AIM OF THE EXERCISE:
The answer is an exact repetition of every entry, with all images left out.

--- SUPPLIED INFORMATION ---

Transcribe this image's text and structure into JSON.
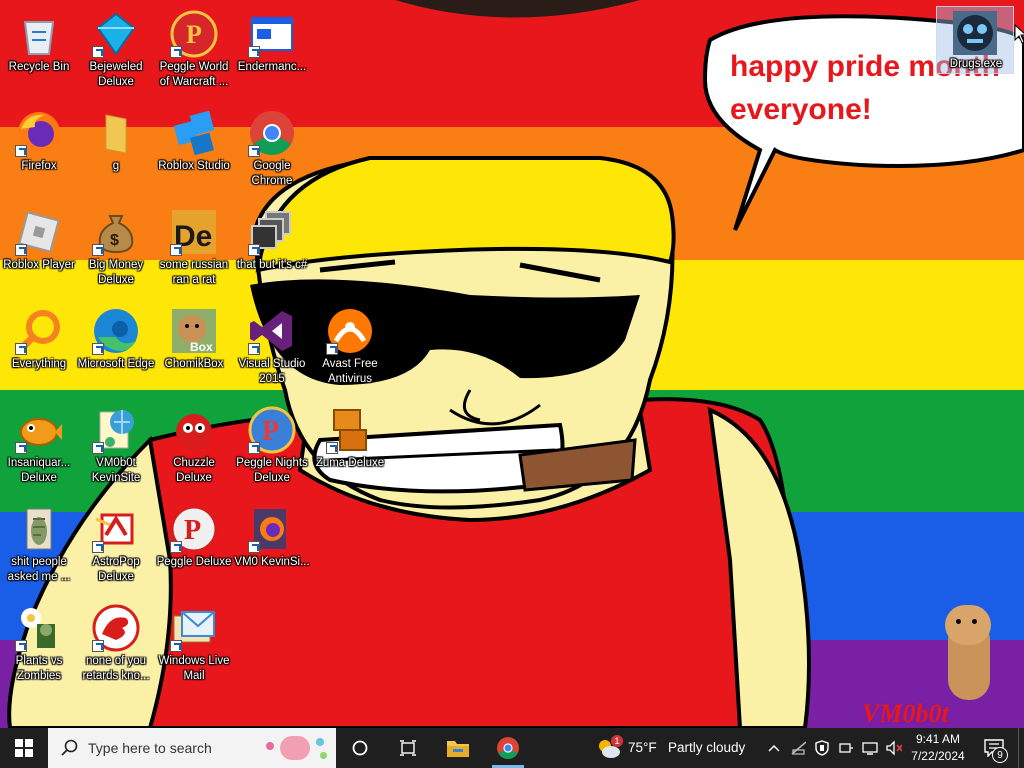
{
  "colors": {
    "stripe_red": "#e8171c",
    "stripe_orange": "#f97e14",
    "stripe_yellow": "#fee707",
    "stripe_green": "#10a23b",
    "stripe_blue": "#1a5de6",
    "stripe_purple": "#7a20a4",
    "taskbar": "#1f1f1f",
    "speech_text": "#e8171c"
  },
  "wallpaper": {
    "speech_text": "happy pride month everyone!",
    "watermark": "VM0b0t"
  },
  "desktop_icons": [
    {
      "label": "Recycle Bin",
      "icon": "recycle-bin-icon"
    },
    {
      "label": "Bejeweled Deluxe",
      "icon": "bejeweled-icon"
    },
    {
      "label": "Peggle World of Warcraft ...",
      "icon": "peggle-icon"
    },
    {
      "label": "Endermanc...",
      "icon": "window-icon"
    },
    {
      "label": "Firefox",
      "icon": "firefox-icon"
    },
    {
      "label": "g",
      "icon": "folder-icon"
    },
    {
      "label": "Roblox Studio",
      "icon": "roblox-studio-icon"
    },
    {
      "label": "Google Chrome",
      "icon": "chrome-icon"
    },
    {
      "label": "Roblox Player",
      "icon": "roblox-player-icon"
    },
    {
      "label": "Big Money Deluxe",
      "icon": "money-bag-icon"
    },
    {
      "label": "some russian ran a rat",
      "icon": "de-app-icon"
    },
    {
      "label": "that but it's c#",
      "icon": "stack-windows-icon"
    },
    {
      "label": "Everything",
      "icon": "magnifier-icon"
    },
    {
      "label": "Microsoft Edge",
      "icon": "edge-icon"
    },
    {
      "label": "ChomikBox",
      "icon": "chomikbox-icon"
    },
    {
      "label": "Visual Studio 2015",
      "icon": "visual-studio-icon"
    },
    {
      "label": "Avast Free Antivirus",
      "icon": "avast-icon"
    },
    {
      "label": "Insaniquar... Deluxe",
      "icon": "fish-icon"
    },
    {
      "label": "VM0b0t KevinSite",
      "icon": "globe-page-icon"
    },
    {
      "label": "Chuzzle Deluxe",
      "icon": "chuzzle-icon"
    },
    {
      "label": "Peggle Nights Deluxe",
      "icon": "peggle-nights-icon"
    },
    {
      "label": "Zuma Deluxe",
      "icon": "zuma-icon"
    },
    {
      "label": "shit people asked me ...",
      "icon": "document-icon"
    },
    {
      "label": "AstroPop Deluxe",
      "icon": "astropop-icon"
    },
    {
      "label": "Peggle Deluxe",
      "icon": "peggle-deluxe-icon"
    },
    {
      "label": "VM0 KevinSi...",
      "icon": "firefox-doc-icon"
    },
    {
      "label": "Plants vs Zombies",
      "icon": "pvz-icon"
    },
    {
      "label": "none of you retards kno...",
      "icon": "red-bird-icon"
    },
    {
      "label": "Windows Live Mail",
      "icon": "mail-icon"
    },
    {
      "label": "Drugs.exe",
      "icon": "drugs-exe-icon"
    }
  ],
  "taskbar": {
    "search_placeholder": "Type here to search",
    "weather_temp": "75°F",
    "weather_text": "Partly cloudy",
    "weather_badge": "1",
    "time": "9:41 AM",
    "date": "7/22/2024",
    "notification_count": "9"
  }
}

---

RESULT OF THE EXERCISE:
Transcribe this image's text and structure into JSON.
{
  "colors": {
    "stripe_red": "#e8171c",
    "stripe_orange": "#f97e14",
    "stripe_yellow": "#fee707",
    "stripe_green": "#10a23b",
    "stripe_blue": "#1a5de6",
    "stripe_purple": "#7a20a4",
    "taskbar": "#1f1f1f",
    "speech_text": "#e8171c"
  },
  "wallpaper": {
    "speech_text": "happy pride month everyone!",
    "watermark": "VM0b0t"
  },
  "desktop_icons": [
    {
      "label": "Recycle Bin",
      "icon": "recycle-bin-icon"
    },
    {
      "label": "Bejeweled Deluxe",
      "icon": "bejeweled-icon"
    },
    {
      "label": "Peggle World of Warcraft ...",
      "icon": "peggle-icon"
    },
    {
      "label": "Endermanc...",
      "icon": "window-icon"
    },
    {
      "label": "Firefox",
      "icon": "firefox-icon"
    },
    {
      "label": "g",
      "icon": "folder-icon"
    },
    {
      "label": "Roblox Studio",
      "icon": "roblox-studio-icon"
    },
    {
      "label": "Google Chrome",
      "icon": "chrome-icon"
    },
    {
      "label": "Roblox Player",
      "icon": "roblox-player-icon"
    },
    {
      "label": "Big Money Deluxe",
      "icon": "money-bag-icon"
    },
    {
      "label": "some russian ran a rat",
      "icon": "de-app-icon"
    },
    {
      "label": "that but it's c#",
      "icon": "stack-windows-icon"
    },
    {
      "label": "Everything",
      "icon": "magnifier-icon"
    },
    {
      "label": "Microsoft Edge",
      "icon": "edge-icon"
    },
    {
      "label": "ChomikBox",
      "icon": "chomikbox-icon"
    },
    {
      "label": "Visual Studio 2015",
      "icon": "visual-studio-icon"
    },
    {
      "label": "Avast Free Antivirus",
      "icon": "avast-icon"
    },
    {
      "label": "Insaniquar... Deluxe",
      "icon": "fish-icon"
    },
    {
      "label": "VM0b0t KevinSite",
      "icon": "globe-page-icon"
    },
    {
      "label": "Chuzzle Deluxe",
      "icon": "chuzzle-icon"
    },
    {
      "label": "Peggle Nights Deluxe",
      "icon": "peggle-nights-icon"
    },
    {
      "label": "Zuma Deluxe",
      "icon": "zuma-icon"
    },
    {
      "label": "shit people asked me ...",
      "icon": "document-icon"
    },
    {
      "label": "AstroPop Deluxe",
      "icon": "astropop-icon"
    },
    {
      "label": "Peggle Deluxe",
      "icon": "peggle-deluxe-icon"
    },
    {
      "label": "VM0 KevinSi...",
      "icon": "firefox-doc-icon"
    },
    {
      "label": "Plants vs Zombies",
      "icon": "pvz-icon"
    },
    {
      "label": "none of you retards kno...",
      "icon": "red-bird-icon"
    },
    {
      "label": "Windows Live Mail",
      "icon": "mail-icon"
    },
    {
      "label": "Drugs.exe",
      "icon": "drugs-exe-icon"
    }
  ],
  "taskbar": {
    "search_placeholder": "Type here to search",
    "weather_temp": "75°F",
    "weather_text": "Partly cloudy",
    "weather_badge": "1",
    "time": "9:41 AM",
    "date": "7/22/2024",
    "notification_count": "9"
  }
}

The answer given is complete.